**THE PROBLEM**:
Search the material below for the string "structured" and extract each line that has it.

**TASK INPUT**:

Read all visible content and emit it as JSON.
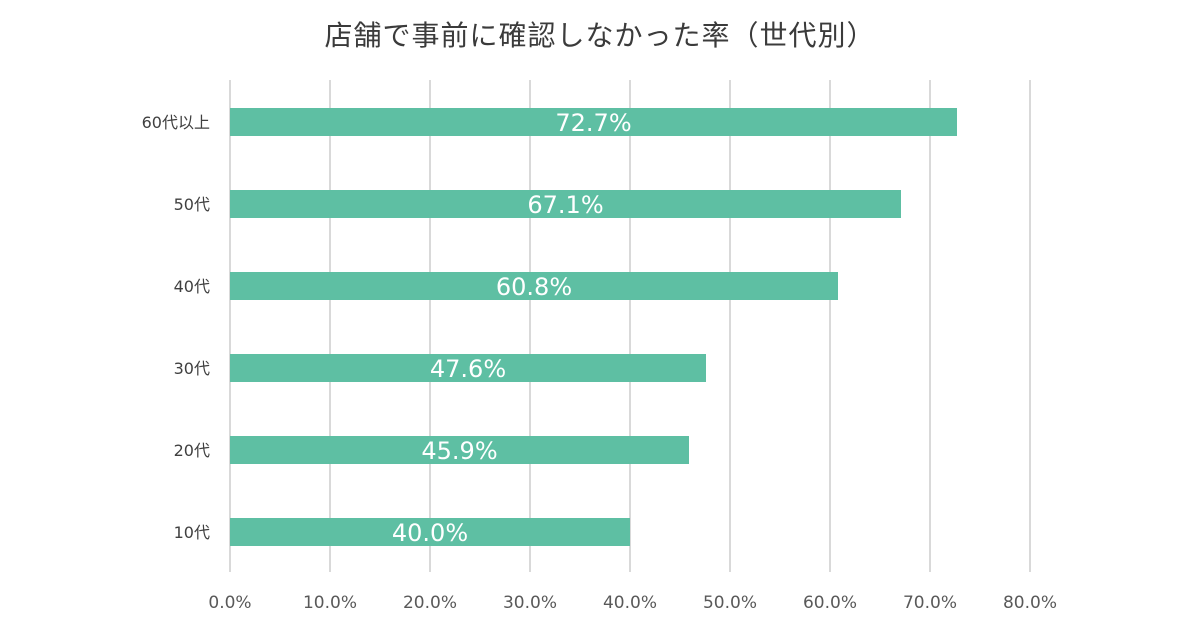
{
  "chart_data": {
    "type": "bar",
    "orientation": "horizontal",
    "title": "店舗で事前に確認しなかった率（世代別）",
    "categories": [
      "60代以上",
      "50代",
      "40代",
      "30代",
      "20代",
      "10代"
    ],
    "values": [
      72.7,
      67.1,
      60.8,
      47.6,
      45.9,
      40.0
    ],
    "data_labels": [
      "72.7%",
      "67.1%",
      "60.8%",
      "47.6%",
      "45.9%",
      "40.0%"
    ],
    "x_ticks": [
      "0.0%",
      "10.0%",
      "20.0%",
      "30.0%",
      "40.0%",
      "50.0%",
      "60.0%",
      "70.0%",
      "80.0%"
    ],
    "xlim": [
      0,
      80
    ],
    "grid": true,
    "legend": "none",
    "bar_color": "#5ebfa3",
    "grid_color": "#d9d9d9"
  }
}
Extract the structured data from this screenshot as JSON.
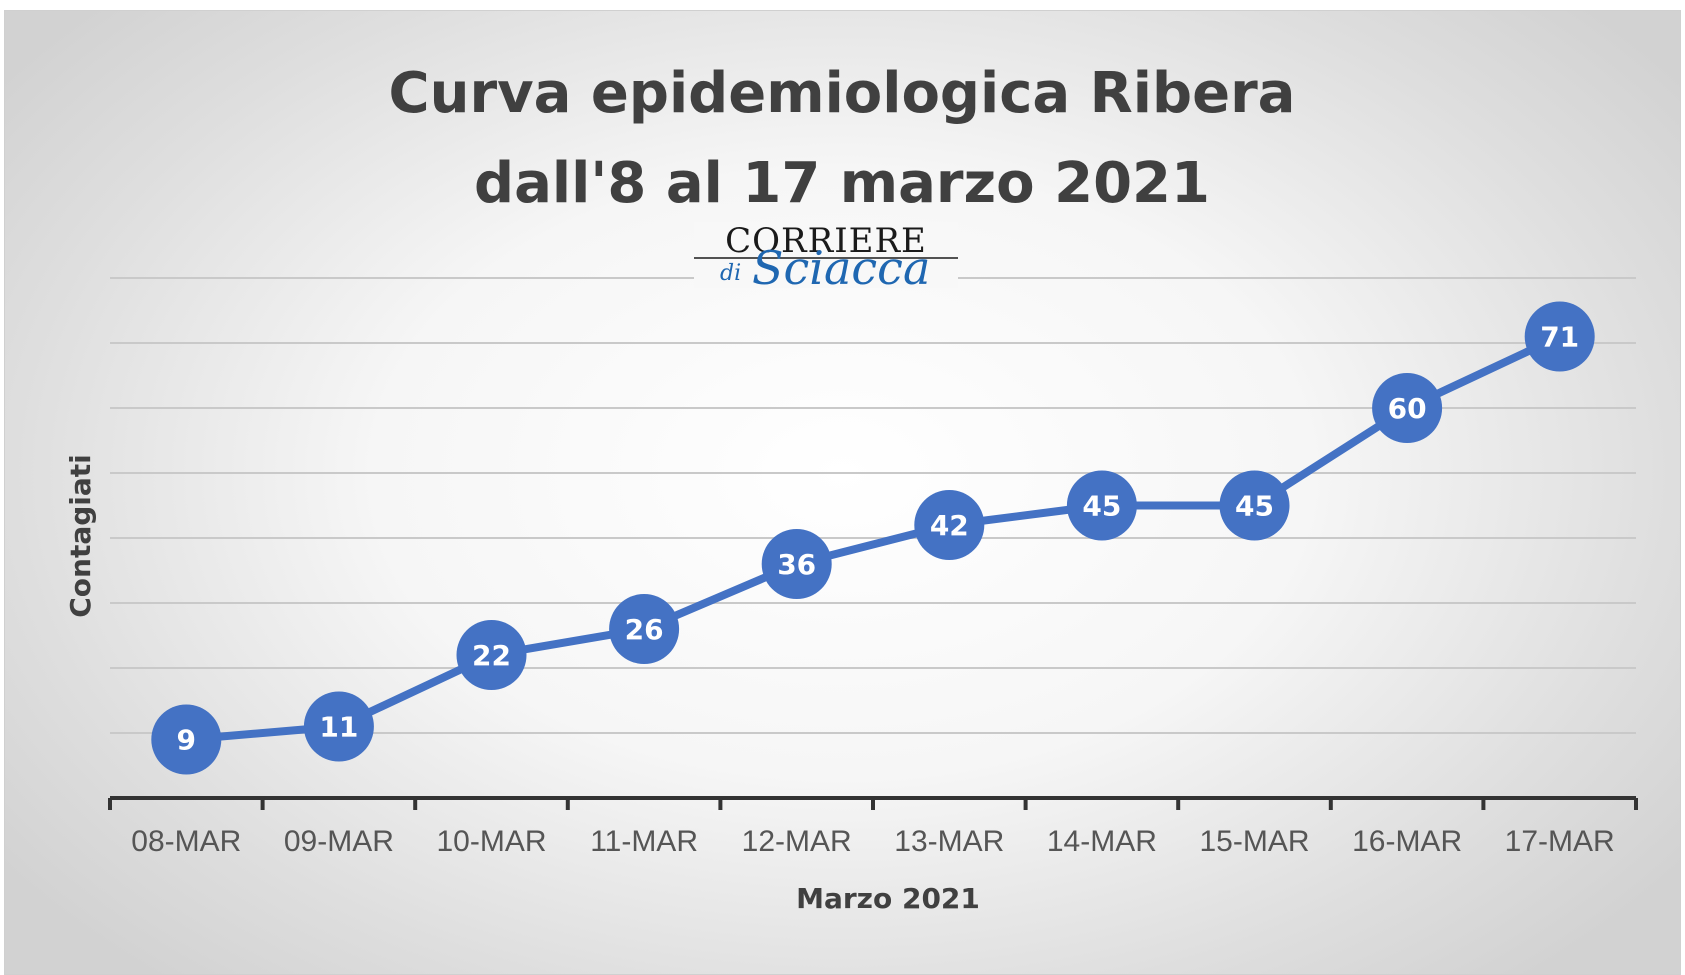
{
  "chart_data": {
    "type": "line",
    "title": [
      "Curva epidemiologica Ribera",
      "dall'8 al 17 marzo 2021"
    ],
    "xlabel": "Marzo 2021",
    "ylabel": "Contagiati",
    "categories": [
      "08-MAR",
      "09-MAR",
      "10-MAR",
      "11-MAR",
      "12-MAR",
      "13-MAR",
      "14-MAR",
      "15-MAR",
      "16-MAR",
      "17-MAR"
    ],
    "series": [
      {
        "values": [
          9,
          11,
          22,
          26,
          36,
          42,
          45,
          45,
          60,
          71
        ],
        "color": "#4472c4"
      }
    ],
    "ylim": [
      0,
      80
    ],
    "grid": true,
    "y_tick_labels_shown": false,
    "data_labels": true,
    "legend": "none"
  },
  "logo": {
    "line1": "CORRIERE",
    "line2_prefix": "di",
    "line2": "Sciacca",
    "colors": {
      "top": "#1a1a1a",
      "script": "#1f67b1"
    }
  },
  "colors": {
    "title": "#404040",
    "gridline": "#c9c9c9",
    "axis": "#333333",
    "marker": "#4472c4"
  }
}
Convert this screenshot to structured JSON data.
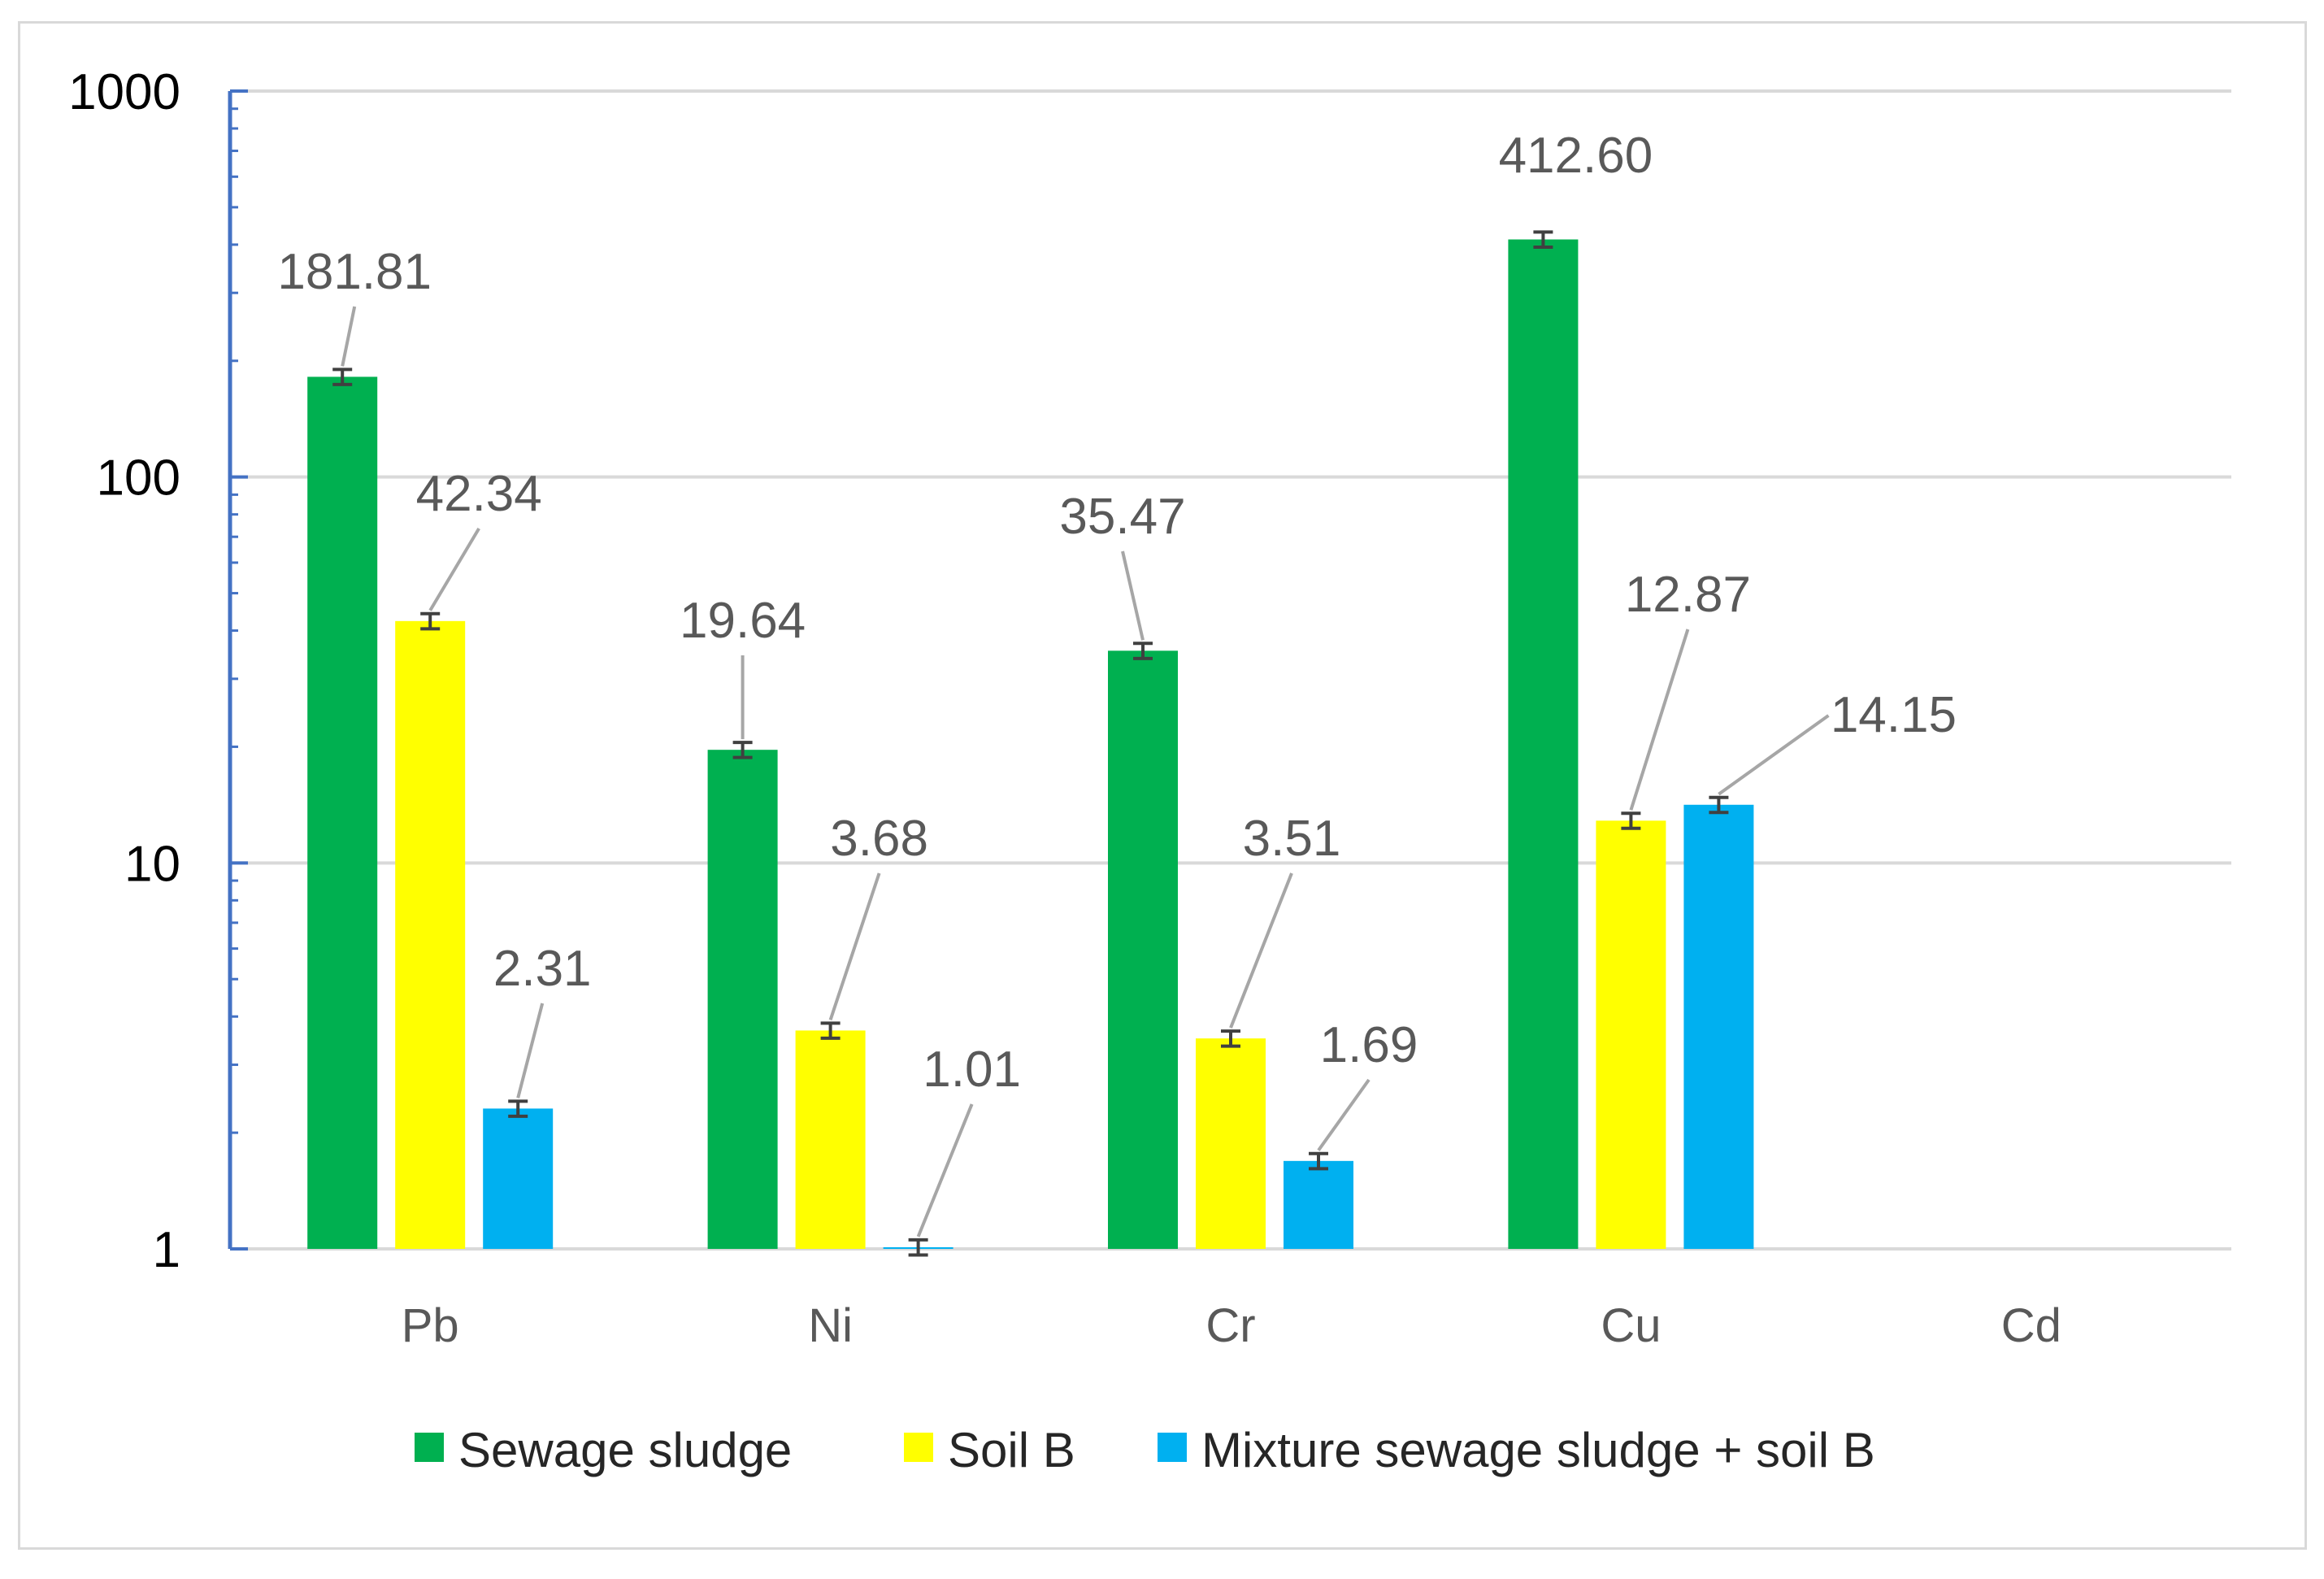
{
  "chart_data": {
    "type": "bar",
    "scale": "log",
    "ylim": [
      1,
      1000
    ],
    "yticks": [
      "1",
      "10",
      "100",
      "1000"
    ],
    "grid": true,
    "legend_position": "bottom",
    "categories": [
      "Pb",
      "Ni",
      "Cr",
      "Cu",
      "Cd"
    ],
    "series": [
      {
        "name": "Sewage sludge",
        "color": "#00B050",
        "values": [
          181.81,
          19.64,
          35.47,
          412.6,
          null
        ],
        "labels": [
          "181.81",
          "19.64",
          "35.47",
          "412.60",
          null
        ]
      },
      {
        "name": "Soil B",
        "color": "#FFFF00",
        "values": [
          42.34,
          3.68,
          3.51,
          12.87,
          null
        ],
        "labels": [
          "42.34",
          "3.68",
          "3.51",
          "12.87",
          null
        ]
      },
      {
        "name": "Mixture sewage sludge + soil B",
        "color": "#00B0F0",
        "values": [
          2.31,
          1.01,
          1.69,
          14.15,
          null
        ],
        "labels": [
          "2.31",
          "1.01",
          "1.69",
          "14.15",
          null
        ]
      }
    ],
    "axis_color": "#4472C4",
    "grid_color": "#d9d9d9",
    "leader_color": "#a6a6a6",
    "error_color": "#404040"
  }
}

**RESULT FOR THIS TASK**:
Extract the structured data from this screenshot as JSON.
Convert this screenshot to structured JSON data.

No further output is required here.